● **INFORMATION SHOWN**:
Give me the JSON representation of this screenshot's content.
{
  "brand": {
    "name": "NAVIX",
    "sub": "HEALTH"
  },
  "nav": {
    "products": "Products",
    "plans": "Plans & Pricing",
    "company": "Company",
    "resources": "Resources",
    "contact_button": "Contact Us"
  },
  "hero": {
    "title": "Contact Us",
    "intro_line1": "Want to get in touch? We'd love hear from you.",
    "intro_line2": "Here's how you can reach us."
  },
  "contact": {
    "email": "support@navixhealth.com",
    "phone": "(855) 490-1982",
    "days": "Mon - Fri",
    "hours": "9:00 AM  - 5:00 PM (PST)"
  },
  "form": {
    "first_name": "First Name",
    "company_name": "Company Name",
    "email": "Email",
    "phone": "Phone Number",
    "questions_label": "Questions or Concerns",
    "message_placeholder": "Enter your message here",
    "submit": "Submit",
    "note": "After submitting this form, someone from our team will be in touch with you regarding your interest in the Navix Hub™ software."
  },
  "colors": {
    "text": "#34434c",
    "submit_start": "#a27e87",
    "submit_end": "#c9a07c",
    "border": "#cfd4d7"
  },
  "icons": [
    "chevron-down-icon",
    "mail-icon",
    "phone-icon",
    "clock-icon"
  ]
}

● **TASK INSTRUCTIONS**:
Find every line that has "your" in it, then return those lines.

● **CORRECT ANSWER**:
    "message_placeholder": "Enter your message here",
    "note": "After submitting this form, someone from our team will be in touch with you regarding your interest in the Navix Hub™ software."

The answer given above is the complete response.